» **THE EXERCISE**: Extract every line that contains the word "Measurement".

» **RECORDS**:
────────────────────────────────────────
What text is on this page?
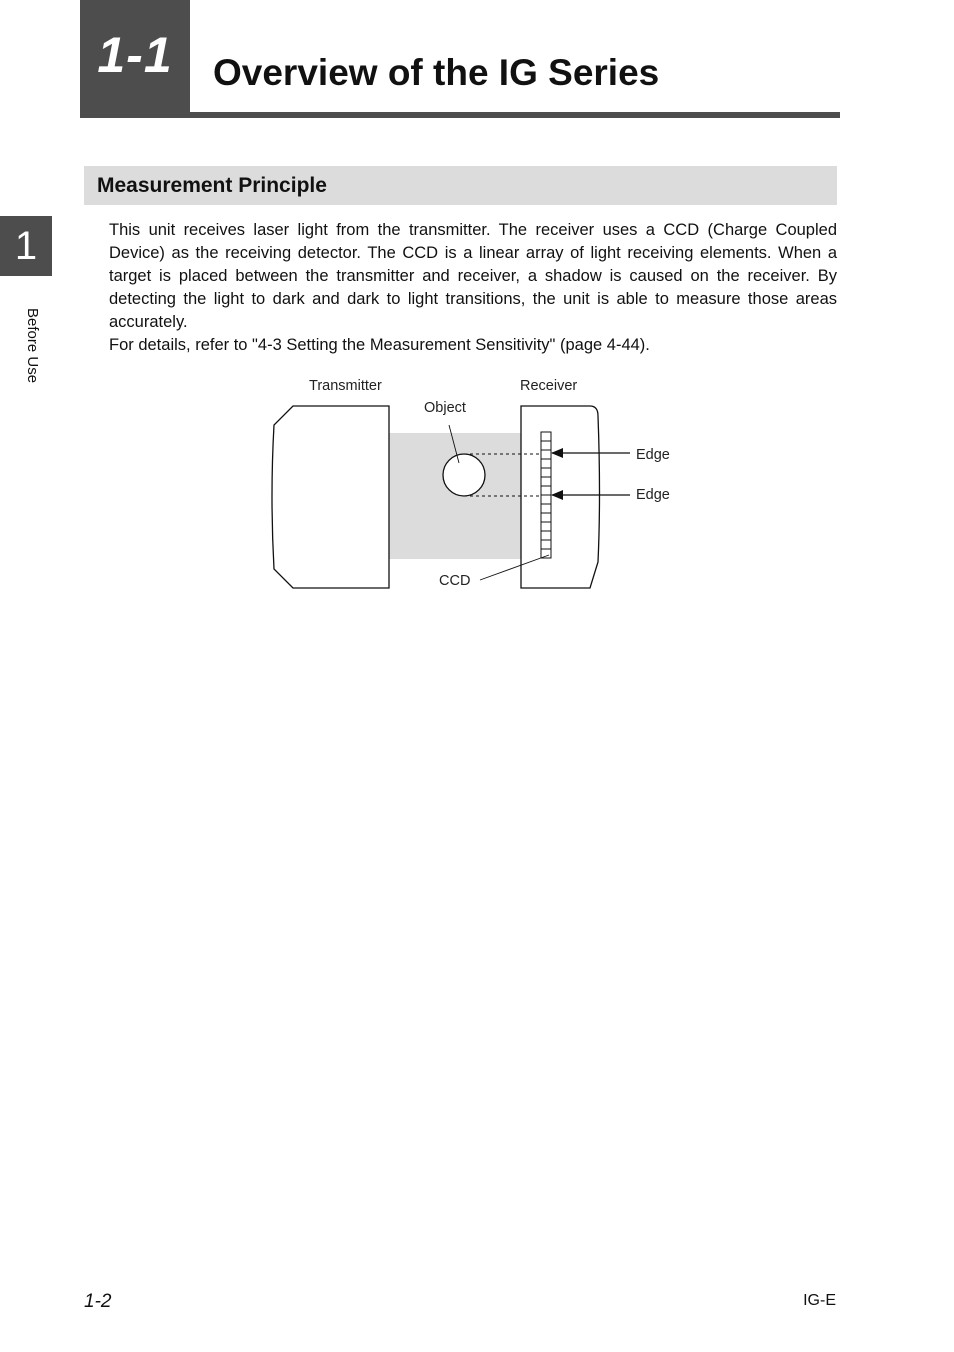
1-1 Overview of the IG Series
1
Before Use
Measurement Principle

This unit receives laser light from the transmitter. The receiver uses a CCD (Charge Coupled Device) as the receiving detector. The CCD is a linear array of light receiving elements. When a target is placed between the transmitter and receiver, a shadow is caused on the receiver. By detecting the light to dark and dark to light transitions, the unit is able to measure those areas accurately.

For details, refer to "4-3 Setting the Measurement Sensitivity" (page 4-44).

Transmitter	Receiver
Object
Edge
Edge
CCD
1-2	IG-E
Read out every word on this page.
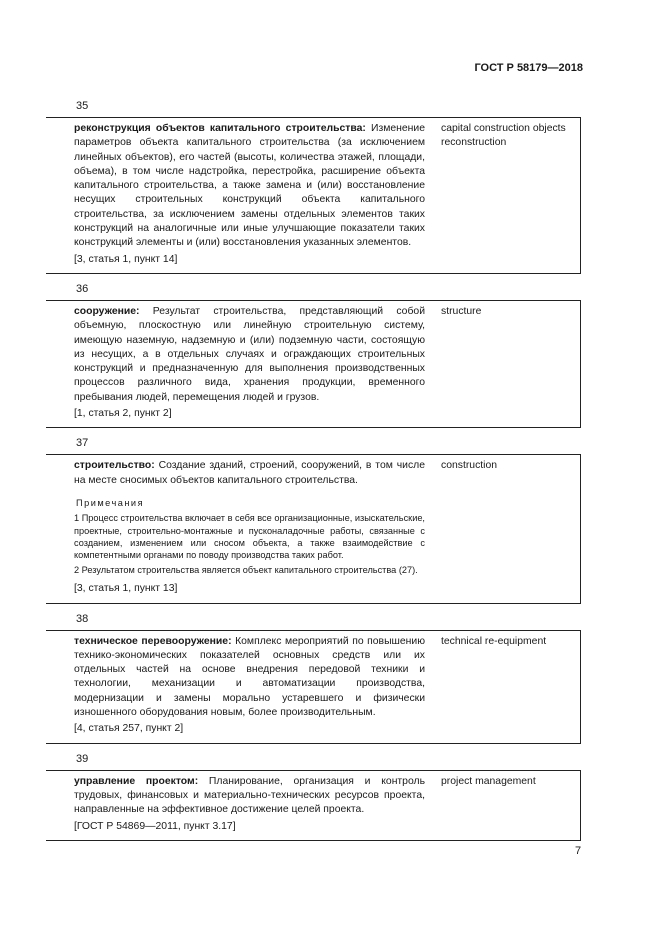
ГОСТ Р 58179—2018
35
реконструкция объектов капитального строительства: Изменение параметров объекта капитального строительства (за исключением линейных объектов), его частей (высоты, количества этажей, площади, объема), в том числе надстройка, перестройка, расширение объекта капитального строительства, а также замена и (или) восстановление несущих строительных конструкций объекта капитального строительства, за исключением замены отдельных элементов таких конструкций на аналогичные или иные улучшающие показатели таких конструкций элементы и (или) восстановления указанных элементов.
[3, статья 1, пункт 14]
capital construction objects reconstruction
36
сооружение: Результат строительства, представляющий собой объемную, плоскостную или линейную строительную систему, имеющую наземную, надземную и (или) подземную части, состоящую из несущих, а в отдельных случаях и ограждающих строительных конструкций и предназначенную для выполнения производственных процессов различного вида, хранения продукции, временного пребывания людей, перемещения людей и грузов.
[1, статья 2, пункт 2]
structure
37
строительство: Создание зданий, строений, сооружений, в том числе на месте сносимых объектов капитального строительства.
Примечания
1 Процесс строительства включает в себя все организационные, изыскательские, проектные, строительно-монтажные и пусконаладочные работы, связанные с созданием, изменением или сносом объекта, а также взаимодействие с компетентными органами по поводу производства таких работ.
2 Результатом строительства является объект капитального строительства (27).
[3, статья 1, пункт 13]
construction
38
техническое перевооружение: Комплекс мероприятий по повышению технико-экономических показателей основных средств или их отдельных частей на основе внедрения передовой техники и технологии, механизации и автоматизации производства, модернизации и замены морально устаревшего и физически изношенного оборудования новым, более производительным.
[4, статья 257, пункт 2]
technical re-equipment
39
управление проектом: Планирование, организация и контроль трудовых, финансовых и материально-технических ресурсов проекта, направленные на эффективное достижение целей проекта.
[ГОСТ Р 54869—2011, пункт 3.17]
project management
7
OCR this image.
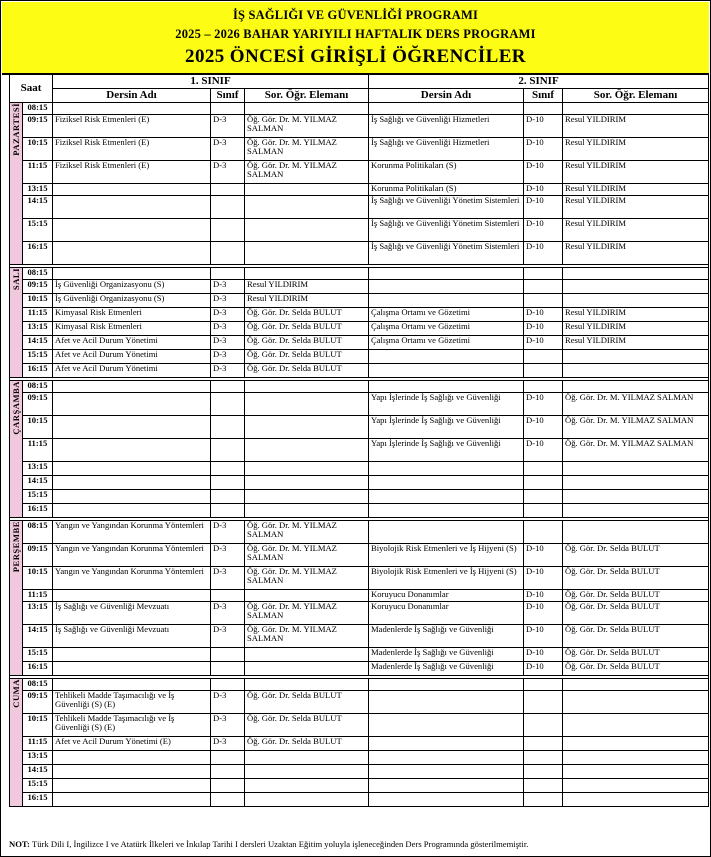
İŞ SAĞLIĞI VE GÜVENLİĞİ PROGRAMI
2025 – 2026 BAHAR YARIYILI HAFTALIK DERS PROGRAMI
2025 ÖNCESİ GİRİŞLİ ÖĞRENCİLER
Saat		1. SINIF			2. SINIF		
		Dersin Adı	Sınıf	Sor. Öğr. Elemanı	Dersin Adı	Sınıf	Sor. Öğr. Elemanı
PAZARTESİ	08:15						
	09:15	Fiziksel Risk Etmenleri (E)	D-3	Öğ. Gör. Dr. M. YILMAZ SALMAN	İş Sağlığı ve Güvenliği Hizmetleri	D-10	Resul YILDIRIM
	10:15	Fiziksel Risk Etmenleri (E)	D-3	Öğ. Gör. Dr. M. YILMAZ SALMAN	İş Sağlığı ve Güvenliği Hizmetleri	D-10	Resul YILDIRIM
	11:15	Fiziksel Risk Etmenleri (E)	D-3	Öğ. Gör. Dr. M. YILMAZ SALMAN	Korunma Politikaları (S)	D-10	Resul YILDIRIM
	13:15				Korunma Politikaları (S)	D-10	Resul YILDIRIM
	14:15				İş Sağlığı ve Güvenliği Yönetim Sistemleri	D-10	Resul YILDIRIM
	15:15				İş Sağlığı ve Güvenliği Yönetim Sistemleri	D-10	Resul YILDIRIM
	16:15				İş Sağlığı ve Güvenliği Yönetim Sistemleri	D-10	Resul YILDIRIM

SALI	08:15						
	09:15	İş Güvenliği Organizasyonu (S)	D-3	Resul YILDIRIM			
	10:15	İş Güvenliği Organizasyonu (S)	D-3	Resul YILDIRIM			
	11:15	Kimyasal Risk Etmenleri	D-3	Öğ. Gör. Dr. Selda BULUT	Çalışma Ortamı ve Gözetimi	D-10	Resul YILDIRIM
	13:15	Kimyasal Risk Etmenleri	D-3	Öğ. Gör. Dr. Selda BULUT	Çalışma Ortamı ve Gözetimi	D-10	Resul YILDIRIM
	14:15	Afet ve Acil Durum Yönetimi	D-3	Öğ. Gör. Dr. Selda BULUT	Çalışma Ortamı ve Gözetimi	D-10	Resul YILDIRIM
	15:15	Afet ve Acil Durum Yönetimi	D-3	Öğ. Gör. Dr. Selda BULUT			
	16:15	Afet ve Acil Durum Yönetimi	D-3	Öğ. Gör. Dr. Selda BULUT			

ÇARŞAMBA	08:15						
	09:15				Yapı İşlerinde İş Sağlığı ve Güvenliği	D-10	Öğ. Gör. Dr. M. YILMAZ SALMAN
	10:15				Yapı İşlerinde İş Sağlığı ve Güvenliği	D-10	Öğ. Gör. Dr. M. YILMAZ SALMAN
	11:15				Yapı İşlerinde İş Sağlığı ve Güvenliği	D-10	Öğ. Gör. Dr. M. YILMAZ SALMAN
	13:15						
	14:15						
	15:15						
	16:15						

PERŞEMBE	08:15	Yangın ve Yangından Korunma Yöntemleri	D-3	Öğ. Gör. Dr. M. YILMAZ SALMAN			
	09:15	Yangın ve Yangından Korunma Yöntemleri	D-3	Öğ. Gör. Dr. M. YILMAZ SALMAN	Biyolojik Risk Etmenleri ve İş Hijyeni (S)	D-10	Öğ. Gör. Dr. Selda BULUT
	10:15	Yangın ve Yangından Korunma Yöntemleri	D-3	Öğ. Gör. Dr. M. YILMAZ SALMAN	Biyolojik Risk Etmenleri ve İş Hijyeni (S)	D-10	Öğ. Gör. Dr. Selda BULUT
	11:15				Koruyucu Donanımlar	D-10	Öğ. Gör. Dr. Selda BULUT
	13:15	İş Sağlığı ve Güvenliği Mevzuatı	D-3	Öğ. Gör. Dr. M. YILMAZ SALMAN	Koruyucu Donanımlar	D-10	Öğ. Gör. Dr. Selda BULUT
	14:15	İş Sağlığı ve Güvenliği Mevzuatı	D-3	Öğ. Gör. Dr. M. YILMAZ SALMAN	Madenlerde İş Sağlığı ve Güvenliği	D-10	Öğ. Gör. Dr. Selda BULUT
	15:15				Madenlerde İş Sağlığı ve Güvenliği	D-10	Öğ. Gör. Dr. Selda BULUT
	16:15				Madenlerde İş Sağlığı ve Güvenliği	D-10	Öğ. Gör. Dr. Selda BULUT

CUMA	08:15						
	09:15	Tehlikeli Madde Taşımacılığı ve İş Güvenliği (S) (E)	D-3	Öğ. Gör. Dr. Selda BULUT			
	10:15	Tehlikeli Madde Taşımacılığı ve İş Güvenliği (S) (E)	D-3	Öğ. Gör. Dr. Selda BULUT			
	11:15	Afet ve Acil Durum Yönetimi (E)	D-3	Öğ. Gör. Dr. Selda BULUT			
	13:15						
	14:15						
	15:15						
	16:15						
NOT: Türk Dili I, İngilizce I ve Atatürk İlkeleri ve İnkılap Tarihi I dersleri Uzaktan Eğitim yoluyla işleneceğinden Ders Programında gösterilmemiştir.
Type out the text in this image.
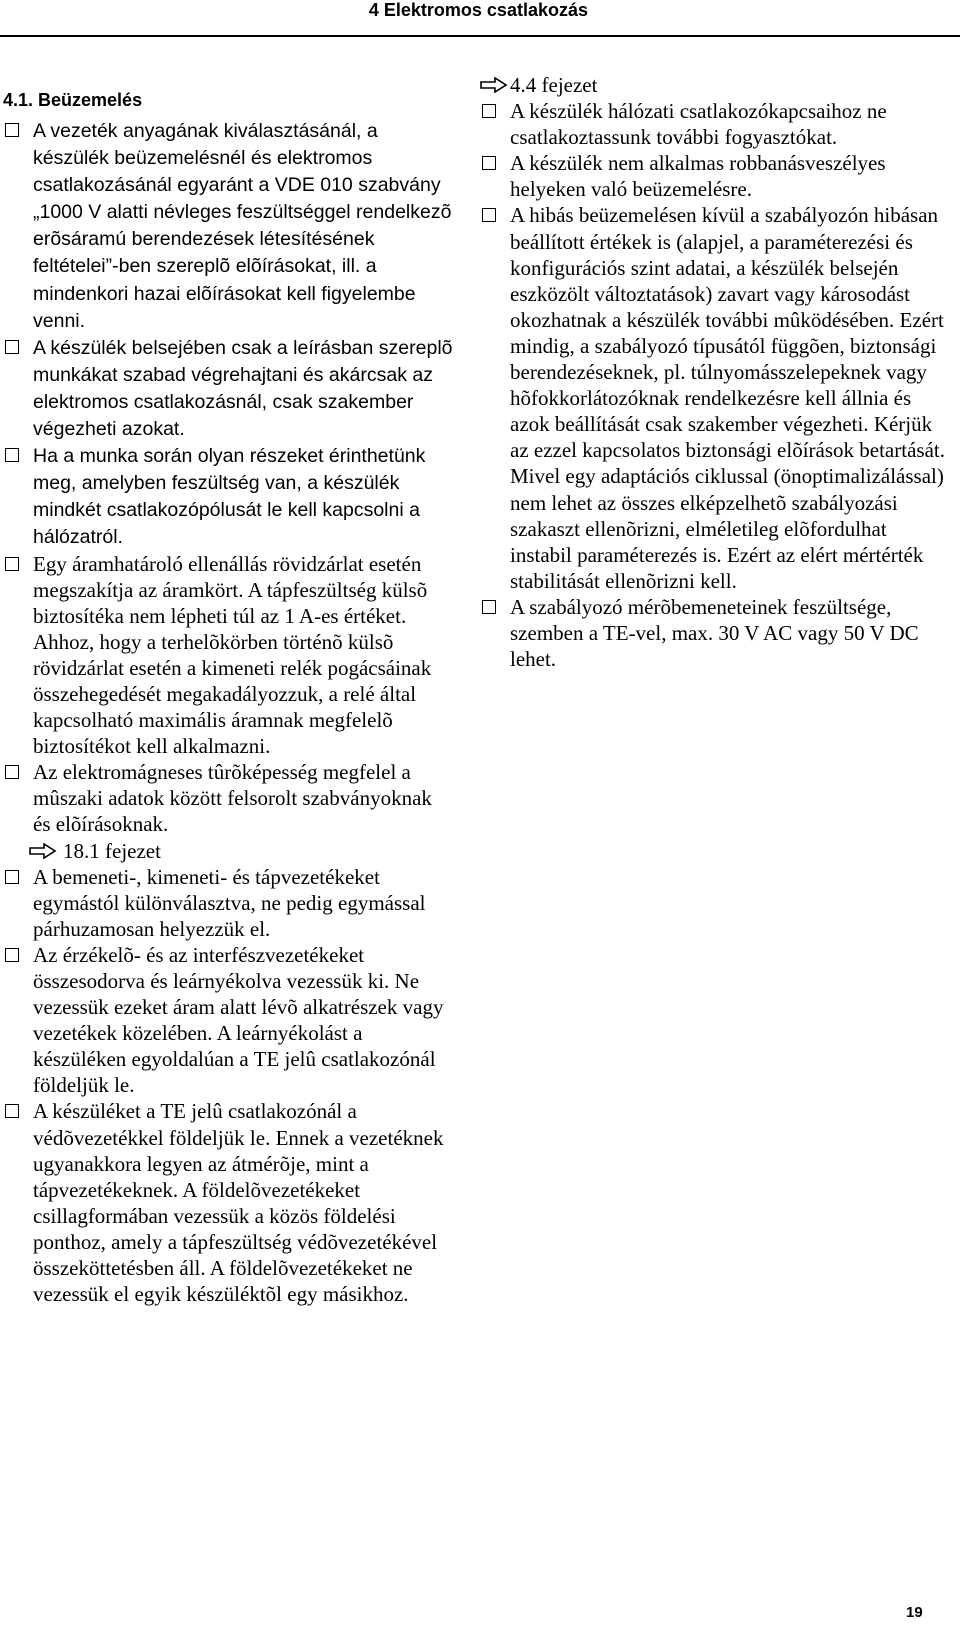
4 Elektromos csatlakozás
4.1. Beüzemelés
A vezeték anyagának kiválasztásánál, a készülék beüzemelésnél és elektromos csatlakozásánál egyaránt a VDE 010 szabvány „1000 V alatti névleges feszültséggel rendelkezõ erõsáramú berendezések létesítésének feltételei”-ben szereplõ elõírásokat, ill. a mindenkori hazai elõírásokat kell figyelembe venni.
A készülék belsejében csak a leírásban szereplõ munkákat szabad végrehajtani és akárcsak az elektromos csatlakozásnál, csak szakember végezheti azokat.
Ha a munka során olyan részeket érinthetünk meg, amelyben feszültség van, a készülék mindkét csatlakozópólusát le kell kapcsolni a hálózatról.
Egy áramhatároló ellenállás rövidzárlat esetén megszakítja az áramkört. A tápfeszültség külsõ biztosítéka nem lépheti túl az 1 A-es értéket. Ahhoz, hogy a terhelõkörben történõ külsõ rövidzárlat esetén a kimeneti relék pogácsáinak összehegedését megakadályozzuk, a relé által kapcsolható maximális áramnak megfelelõ biztosítékot kell alkalmazni.
Az elektromágneses tûrõképesség megfelel a mûszaki adatok között felsorolt szabványoknak és elõírásoknak.
18.1 fejezet
A bemeneti-, kimeneti- és tápvezetékeket egymástól különválasztva, ne pedig egymással párhuzamosan helyezzük el.
Az érzékelõ- és az interfészvezetékeket összesodorva és leárnyékolva vezessük ki. Ne vezessük ezeket áram alatt lévõ alkatrészek vagy vezetékek közelében. A leárnyékolást a készüléken egyoldalúan a TE jelû csatlakozónál földeljük le.
A készüléket a TE jelû csatlakozónál a védõvezetékkel földeljük le. Ennek a vezetéknek ugyanakkora legyen az átmérõje, mint a tápvezetékeknek. A földelõvezetékeket csillagformában vezessük a közös földelési ponthoz, amely a tápfeszültség védõvezetékével összeköttetésben áll. A földelõvezetékeket ne vezessük el egyik készüléktõl egy másikhoz.
4.4 fejezet
A készülék hálózati csatlakozókapcsaihoz ne csatlakoztassunk további fogyasztókat.
A készülék nem alkalmas robbanásveszélyes helyeken való beüzemelésre.
A hibás beüzemelésen kívül a szabályozón hibásan beállított értékek is (alapjel, a paraméterezési és konfigurációs szint adatai, a készülék belsején eszközölt változtatások) zavart vagy károsodást okozhatnak a készülék további mûködésében. Ezért mindig, a szabályozó típusától függõen, biztonsági berendezéseknek, pl. túlnyomásszelepeknek vagy hõfokkorlátozóknak rendelkezésre kell állnia és azok beállítását csak szakember végezheti. Kérjük az ezzel kapcsolatos biztonsági elõírások betartását. Mivel egy adaptációs ciklussal (önoptimalizálással) nem lehet az összes elképzelhetõ szabályozási szakaszt ellenõrizni, elméletileg elõfordulhat instabil paraméterezés is. Ezért az elért mértérték stabilitását ellenõrizni kell.
A szabályozó mérõbemeneteinek feszültsége, szemben a TE-vel, max. 30 V AC vagy 50 V DC lehet.
19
────────────────────────────────────────
» **PROBLEM SOLUTION**:
Measurement Principle
For details, refer to "4-3 Setting the Measurement Sensitivity" (page 4-44).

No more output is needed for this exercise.